• What needs to be done:
Find the string "Output" in the entries and copy each line that has it.
===============
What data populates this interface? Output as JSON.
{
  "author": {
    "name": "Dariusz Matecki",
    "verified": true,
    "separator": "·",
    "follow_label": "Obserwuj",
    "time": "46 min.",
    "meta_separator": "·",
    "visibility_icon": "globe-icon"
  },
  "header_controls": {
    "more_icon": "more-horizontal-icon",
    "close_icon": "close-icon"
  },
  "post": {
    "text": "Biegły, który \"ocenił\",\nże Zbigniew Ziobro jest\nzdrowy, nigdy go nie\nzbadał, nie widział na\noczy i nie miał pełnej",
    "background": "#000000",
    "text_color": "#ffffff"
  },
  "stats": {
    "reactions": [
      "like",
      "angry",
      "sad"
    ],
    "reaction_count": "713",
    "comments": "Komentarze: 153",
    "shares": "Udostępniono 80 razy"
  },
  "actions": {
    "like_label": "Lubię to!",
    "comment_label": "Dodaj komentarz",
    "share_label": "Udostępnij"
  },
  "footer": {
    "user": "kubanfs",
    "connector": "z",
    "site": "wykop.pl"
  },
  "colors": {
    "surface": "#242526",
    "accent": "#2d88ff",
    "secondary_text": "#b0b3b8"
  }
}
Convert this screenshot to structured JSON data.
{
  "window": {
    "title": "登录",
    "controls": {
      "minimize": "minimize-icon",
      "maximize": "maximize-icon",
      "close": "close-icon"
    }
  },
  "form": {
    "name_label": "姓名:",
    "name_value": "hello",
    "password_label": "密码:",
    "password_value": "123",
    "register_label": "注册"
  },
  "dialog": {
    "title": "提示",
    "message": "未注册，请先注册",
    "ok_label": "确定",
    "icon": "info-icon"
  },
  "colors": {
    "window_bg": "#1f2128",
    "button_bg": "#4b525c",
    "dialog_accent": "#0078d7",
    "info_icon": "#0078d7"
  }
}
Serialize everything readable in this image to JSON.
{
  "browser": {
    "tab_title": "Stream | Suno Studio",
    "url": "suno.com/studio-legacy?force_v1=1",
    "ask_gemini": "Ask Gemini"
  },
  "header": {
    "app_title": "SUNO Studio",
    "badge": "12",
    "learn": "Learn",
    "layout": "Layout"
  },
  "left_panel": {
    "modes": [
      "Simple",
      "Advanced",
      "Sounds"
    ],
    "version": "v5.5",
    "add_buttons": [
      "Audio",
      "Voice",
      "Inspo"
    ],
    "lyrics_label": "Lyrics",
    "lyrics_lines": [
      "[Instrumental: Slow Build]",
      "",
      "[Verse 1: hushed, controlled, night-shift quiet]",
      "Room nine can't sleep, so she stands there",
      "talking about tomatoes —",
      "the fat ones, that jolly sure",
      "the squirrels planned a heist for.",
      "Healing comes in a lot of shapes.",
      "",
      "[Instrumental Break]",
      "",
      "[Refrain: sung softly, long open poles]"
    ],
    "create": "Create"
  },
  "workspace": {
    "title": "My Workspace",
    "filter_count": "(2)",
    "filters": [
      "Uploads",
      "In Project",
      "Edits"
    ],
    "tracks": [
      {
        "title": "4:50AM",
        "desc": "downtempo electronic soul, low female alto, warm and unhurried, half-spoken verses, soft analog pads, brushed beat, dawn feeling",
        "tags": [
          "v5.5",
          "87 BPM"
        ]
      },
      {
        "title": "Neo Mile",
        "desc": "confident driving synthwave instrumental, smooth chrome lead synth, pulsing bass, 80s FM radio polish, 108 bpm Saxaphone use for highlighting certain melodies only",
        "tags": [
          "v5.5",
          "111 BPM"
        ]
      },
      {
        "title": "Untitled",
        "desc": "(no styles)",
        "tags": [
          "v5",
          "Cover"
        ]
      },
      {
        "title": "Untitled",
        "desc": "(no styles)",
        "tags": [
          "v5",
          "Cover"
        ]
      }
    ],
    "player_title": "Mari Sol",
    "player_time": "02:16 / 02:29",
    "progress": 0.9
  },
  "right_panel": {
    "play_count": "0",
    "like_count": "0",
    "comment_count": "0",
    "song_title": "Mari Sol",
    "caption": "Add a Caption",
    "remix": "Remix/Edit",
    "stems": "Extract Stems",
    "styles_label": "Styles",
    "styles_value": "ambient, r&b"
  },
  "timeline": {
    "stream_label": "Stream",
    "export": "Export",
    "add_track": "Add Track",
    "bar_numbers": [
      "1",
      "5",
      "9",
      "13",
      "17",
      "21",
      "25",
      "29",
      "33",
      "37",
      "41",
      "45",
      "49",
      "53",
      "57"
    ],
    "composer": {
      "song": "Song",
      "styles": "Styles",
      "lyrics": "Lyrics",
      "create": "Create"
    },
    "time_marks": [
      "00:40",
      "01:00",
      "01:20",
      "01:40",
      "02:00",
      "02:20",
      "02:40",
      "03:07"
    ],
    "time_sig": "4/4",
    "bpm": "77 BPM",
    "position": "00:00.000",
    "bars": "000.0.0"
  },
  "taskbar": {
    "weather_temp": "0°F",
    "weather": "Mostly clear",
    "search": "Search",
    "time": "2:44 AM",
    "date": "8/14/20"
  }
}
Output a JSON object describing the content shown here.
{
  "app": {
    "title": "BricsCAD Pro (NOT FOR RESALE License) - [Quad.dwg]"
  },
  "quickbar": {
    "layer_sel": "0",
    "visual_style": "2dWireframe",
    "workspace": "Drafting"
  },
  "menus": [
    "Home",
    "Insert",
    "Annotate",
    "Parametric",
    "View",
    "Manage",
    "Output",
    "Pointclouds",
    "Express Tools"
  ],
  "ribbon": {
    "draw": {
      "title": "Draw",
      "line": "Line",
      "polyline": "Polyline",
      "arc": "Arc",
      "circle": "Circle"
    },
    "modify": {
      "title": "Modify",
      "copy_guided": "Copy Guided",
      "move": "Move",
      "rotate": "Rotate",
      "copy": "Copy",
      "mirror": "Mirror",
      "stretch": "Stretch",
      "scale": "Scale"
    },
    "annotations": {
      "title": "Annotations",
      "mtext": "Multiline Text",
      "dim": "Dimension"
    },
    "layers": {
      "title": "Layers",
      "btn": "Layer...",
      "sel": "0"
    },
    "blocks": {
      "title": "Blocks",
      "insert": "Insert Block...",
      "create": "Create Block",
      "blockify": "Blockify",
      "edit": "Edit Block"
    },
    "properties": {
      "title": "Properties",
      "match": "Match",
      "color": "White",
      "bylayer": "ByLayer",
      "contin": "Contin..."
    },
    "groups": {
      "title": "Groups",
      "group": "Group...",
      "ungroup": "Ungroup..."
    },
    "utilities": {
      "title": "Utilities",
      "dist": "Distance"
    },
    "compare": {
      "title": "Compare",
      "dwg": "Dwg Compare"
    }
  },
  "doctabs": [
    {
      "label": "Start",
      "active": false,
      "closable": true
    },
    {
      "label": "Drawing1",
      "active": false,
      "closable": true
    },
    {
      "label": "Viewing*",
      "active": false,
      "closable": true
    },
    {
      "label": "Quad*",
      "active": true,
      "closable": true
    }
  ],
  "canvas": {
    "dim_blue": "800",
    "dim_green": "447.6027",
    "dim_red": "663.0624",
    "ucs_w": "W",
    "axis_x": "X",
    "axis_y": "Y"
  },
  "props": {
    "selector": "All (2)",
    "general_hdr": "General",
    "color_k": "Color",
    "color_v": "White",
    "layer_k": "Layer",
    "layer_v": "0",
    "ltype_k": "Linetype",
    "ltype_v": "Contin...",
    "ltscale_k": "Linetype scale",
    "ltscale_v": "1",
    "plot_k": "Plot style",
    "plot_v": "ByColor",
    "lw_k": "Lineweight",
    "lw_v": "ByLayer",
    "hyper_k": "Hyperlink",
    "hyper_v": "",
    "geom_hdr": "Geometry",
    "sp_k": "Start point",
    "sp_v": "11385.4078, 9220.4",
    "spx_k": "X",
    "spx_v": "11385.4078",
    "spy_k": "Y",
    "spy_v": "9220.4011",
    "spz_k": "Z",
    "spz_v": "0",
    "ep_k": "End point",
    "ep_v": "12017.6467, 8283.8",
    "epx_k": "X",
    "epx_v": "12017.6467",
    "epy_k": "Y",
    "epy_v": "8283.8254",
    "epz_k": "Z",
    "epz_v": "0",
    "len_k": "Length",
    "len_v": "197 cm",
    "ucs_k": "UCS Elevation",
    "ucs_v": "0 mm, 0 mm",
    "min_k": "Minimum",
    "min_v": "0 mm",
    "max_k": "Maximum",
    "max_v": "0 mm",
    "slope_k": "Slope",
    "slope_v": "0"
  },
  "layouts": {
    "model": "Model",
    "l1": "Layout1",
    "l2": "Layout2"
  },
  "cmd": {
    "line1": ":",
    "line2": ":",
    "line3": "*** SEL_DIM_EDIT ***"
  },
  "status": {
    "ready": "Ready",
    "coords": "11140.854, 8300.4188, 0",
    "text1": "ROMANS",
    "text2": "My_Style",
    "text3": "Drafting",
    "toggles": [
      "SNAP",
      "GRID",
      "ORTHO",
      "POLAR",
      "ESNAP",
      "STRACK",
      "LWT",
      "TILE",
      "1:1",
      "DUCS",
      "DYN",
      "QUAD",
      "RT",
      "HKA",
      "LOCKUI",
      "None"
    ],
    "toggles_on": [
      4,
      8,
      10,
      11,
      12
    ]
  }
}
===============
• Expected answer:
What data populates this interface? Output as JSON.
Output a JSON object describing the content shown here.
    "Output",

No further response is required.